──────── Entries
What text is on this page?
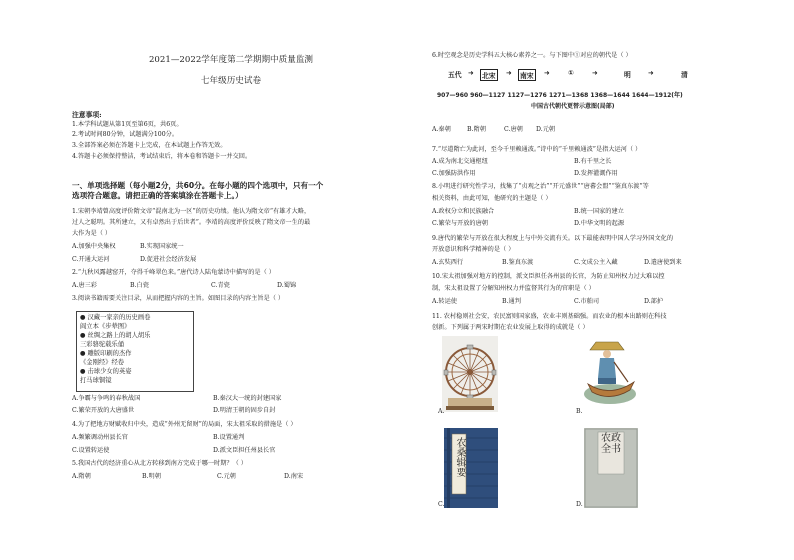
2021—2022学年度第二学期期中质量监测
七年级历史试卷
注意事项:
1.本学科试题从第1页至第6页，共6页。
2.考试时间80分钟，试题满分100分。
3.全部答案必须在答题卡上完成，在本试题上作答无效。
4.答题卡必须保持整洁，考试结束后，将本卷和答题卡一并交回。
一、单项选择题（每小题2分，共60分。在每小题的四个选项中，只有一个
选项符合题意。请把正确的答案填涂在答题卡上。）
1.宋朝李靖曾高度评价隋文帝“混南北为一区”的历史功绩。他认为隋文帝“有雄才大略，
过人之聪明。其所建立，又有卓然出于后世者”。李靖的高度评价反映了隋文帝一生的最
大作为是（ ）
A.加强中央集权	B.实现国家统一
C.开通大运河	D.促进社会经济发展
2.“九秋风露越窑开，夺得千峰翠色来。”唐代诗人陆龟蒙诗中描写的是（ ）
A.唐三彩	B.白瓷	C.青瓷	D.蜀锦
3.阅读书籍需要关注目录，从而把握内容的主旨。如图目录的内容主旨是（ ）
● 汉藏一家亲的历史画卷
阎立本《步辇图》
● 丝绸之路上的胡人胡乐
三彩骆驼载乐俑
● 雕版印刷的杰作
《金刚经》经卷
● 击球少女的英姿
打马球铜镜
A.争霸与争鸣的春秋战国	B.秦汉大一统的封建国家
C.繁荣开放的大唐盛世	D.明清王朝的固步自封
4.为了把地方财赋收归中央，造成“外州无留财”的局面，宋太祖采取的措施是（ ）
A.频繁调动州县长官	B.设置通判
C.设置转运使	D.派文臣担任州县长官
5.我国古代的经济重心从北方转移到南方完成于哪一时期？（ ）
A.隋朝	B.明朝	C.元朝	D.南宋
6.时空观念是历史学科五大核心素养之一。与下图中①对应的朝代是（ ）
五代 ➜ 北宋 ➜ 南宋 ➜	①	➜	明	➜	清
907—960 960—1127 1127—1276 1271—1368 1368—1644 1644—1912(年)
中国古代朝代更替示意图(局部)
A.秦朝	B.隋朝	C.唐朝 D.元朝
7.“尽道隋亡为此河，至今千里赖通波。”诗中的“千里赖通波”是指大运河（ ）
A.成为南北交通枢纽	B.有千里之长
C.加强防洪作用	D.发挥灌溉作用
8.小明进行研究性学习，找集了“贞观之治”“开元盛世”“唐蕃会盟”“鉴真东渡”等
相关资料，由此可知，他研究的主题是（ ）
A.政权分立和民族融合	B.统一国家的建立
C.繁荣与开放的唐朝	D.中华文明的起源
9.唐代的繁荣与开放在很大程度上与中外交流有关。以下最能表明中国人学习外国文化的
开放意识和科学精神的是（ ）
A.玄奘西行	B.鉴真东渡	C.文成公主入藏	D.遣唐使到来
10.宋太祖加强对地方的控制，派文臣担任各州县的长官，为防止知州权力过大难以控
制，宋太祖设置了分解知州权力并监督其行为的官职是（ ）
A.转运使	B.通判	C.市舶司	D.部护
11. 农村稳则社会安，农民富则国家盛，农业丰则基础强。而农业的根本出路则在科技
创新。下列属于两宋时期在农业发展上取得的成就是（ ）
A.	B.
农桑辑要
C.
农政全书
D.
────────────────
- Task goal: Leave out the pictures and repeat everything else in the records exactly.

- Solved exercise:
What text is on this page?
2021—2022学年度第二学期期中质量监测
七年级历史试卷
注意事项:
1.本学科试题从第1页至第6页，共6页。
2.考试时间80分钟，试题满分100分。
3.全部答案必须在答题卡上完成，在本试题上作答无效。
4.答题卡必须保持整洁，考试结束后，将本卷和答题卡一并交回。
一、单项选择题（每小题2分，共60分。在每小题的四个选项中，只有一个
选项符合题意。请把正确的答案填涂在答题卡上。）
1.宋朝李靖曾高度评价隋文帝“混南北为一区”的历史功绩。他认为隋文帝“有雄才大略，
过人之聪明。其所建立，又有卓然出于后世者”。李靖的高度评价反映了隋文帝一生的最
大作为是（ ）
A.加强中央集权	B.实现国家统一
C.开通大运河	D.促进社会经济发展
2.“九秋风露越窑开，夺得千峰翠色来。”唐代诗人陆龟蒙诗中描写的是（ ）
A.唐三彩	B.白瓷	C.青瓷	D.蜀锦
3.阅读书籍需要关注目录，从而把握内容的主旨。如图目录的内容主旨是（ ）
● 汉藏一家亲的历史画卷
阎立本《步辇图》
● 丝绸之路上的胡人胡乐
三彩骆驼载乐俑
● 雕版印刷的杰作
《金刚经》经卷
● 击球少女的英姿
打马球铜镜
A.争霸与争鸣的春秋战国	B.秦汉大一统的封建国家
C.繁荣开放的大唐盛世	D.明清王朝的固步自封
4.为了把地方财赋收归中央，造成“外州无留财”的局面，宋太祖采取的措施是（ ）
A.频繁调动州县长官	B.设置通判
C.设置转运使	D.派文臣担任州县长官
5.我国古代的经济重心从北方转移到南方完成于哪一时期？（ ）
A.隋朝	B.明朝	C.元朝	D.南宋
6.时空观念是历史学科五大核心素养之一。与下图中①对应的朝代是（ ）
五代 ➜ 北宋 ➜ 南宋 ➜	①	➜	明	➜	清
907—960 960—1127 1127—1276 1271—1368 1368—1644 1644—1912(年)
中国古代朝代更替示意图(局部)
A.秦朝	B.隋朝	C.唐朝 D.元朝
7.“尽道隋亡为此河，至今千里赖通波。”诗中的“千里赖通波”是指大运河（ ）
A.成为南北交通枢纽	B.有千里之长
C.加强防洪作用	D.发挥灌溉作用
8.小明进行研究性学习，找集了“贞观之治”“开元盛世”“唐蕃会盟”“鉴真东渡”等
相关资料，由此可知，他研究的主题是（ ）
A.政权分立和民族融合	B.统一国家的建立
C.繁荣与开放的唐朝	D.中华文明的起源
9.唐代的繁荣与开放在很大程度上与中外交流有关。以下最能表明中国人学习外国文化的
开放意识和科学精神的是（ ）
A.玄奘西行	B.鉴真东渡	C.文成公主入藏	D.遣唐使到来
10.宋太祖加强对地方的控制，派文臣担任各州县的长官，为防止知州权力过大难以控
制，宋太祖设置了分解知州权力并监督其行为的官职是（ ）
A.转运使	B.通判	C.市舶司	D.部护
11. 农村稳则社会安，农民富则国家盛，农业丰则基础强。而农业的根本出路则在科技
创新。下列属于两宋时期在农业发展上取得的成就是（ ）
A.	B.
农桑辑要
C.
农政全书
D.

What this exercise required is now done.